(YOUR INSTRUCTIONS): Copy out the data below as written; omit any images.

** Begin PROVIDED ENTRIES **

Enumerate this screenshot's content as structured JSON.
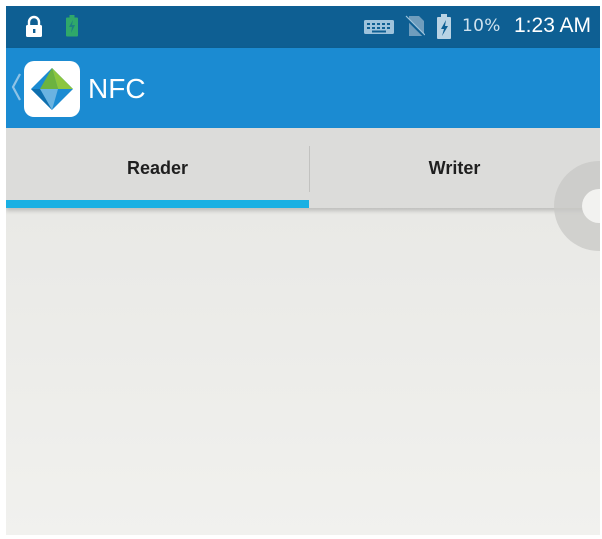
{
  "status_bar": {
    "battery_percent": "10%",
    "time": "1:23 AM",
    "icons": [
      "lock-icon",
      "battery-charging-icon",
      "keyboard-icon",
      "no-sim-icon",
      "battery-icon"
    ]
  },
  "action_bar": {
    "title": "NFC",
    "icons": [
      "back-chevron-icon",
      "app-logo-icon"
    ]
  },
  "tabs": [
    {
      "label": "Reader",
      "selected": true
    },
    {
      "label": "Writer",
      "selected": false
    }
  ],
  "colors": {
    "status_bar_bg": "#0e5f93",
    "action_bar_bg": "#1b8bd2",
    "tab_indicator": "#1ab0e3",
    "tab_bar_bg": "#dcdcda",
    "content_bg": "#ebebe8"
  }
}
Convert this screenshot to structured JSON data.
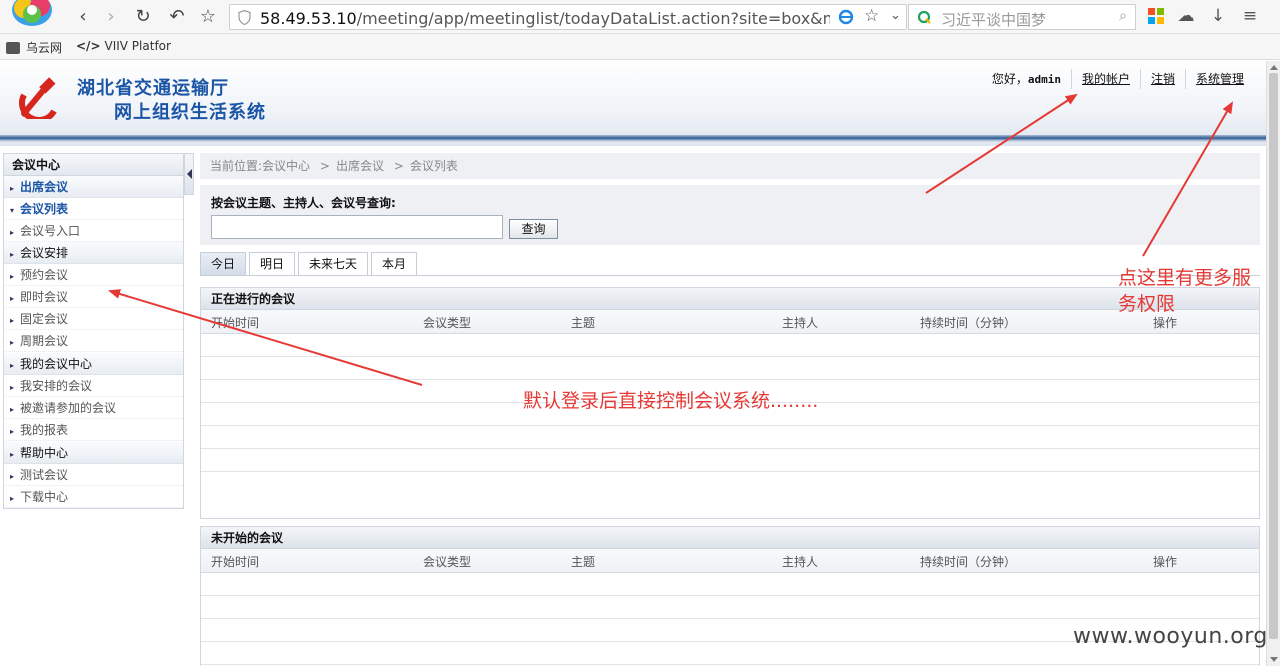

** End PROVIDED ENTRIES **

(TASK OUTPUT):
Enumerate this screenshot's content as structured JSON.
{
  "status_bar": {
    "battery_percent": "10%",
    "time": "1:23 AM",
    "icons": [
      "lock-icon",
      "battery-charging-icon",
      "keyboard-icon",
      "no-sim-icon",
      "battery-icon"
    ]
  },
  "action_bar": {
    "title": "NFC",
    "icons": [
      "back-chevron-icon",
      "app-logo-icon"
    ]
  },
  "tabs": [
    {
      "label": "Reader",
      "selected": true
    },
    {
      "label": "Writer",
      "selected": false
    }
  ],
  "colors": {
    "status_bar_bg": "#0e5f93",
    "action_bar_bg": "#1b8bd2",
    "tab_indicator": "#1ab0e3",
    "tab_bar_bg": "#dcdcda",
    "content_bg": "#ebebe8"
  }
}
Convert this screenshot to structured JSON data.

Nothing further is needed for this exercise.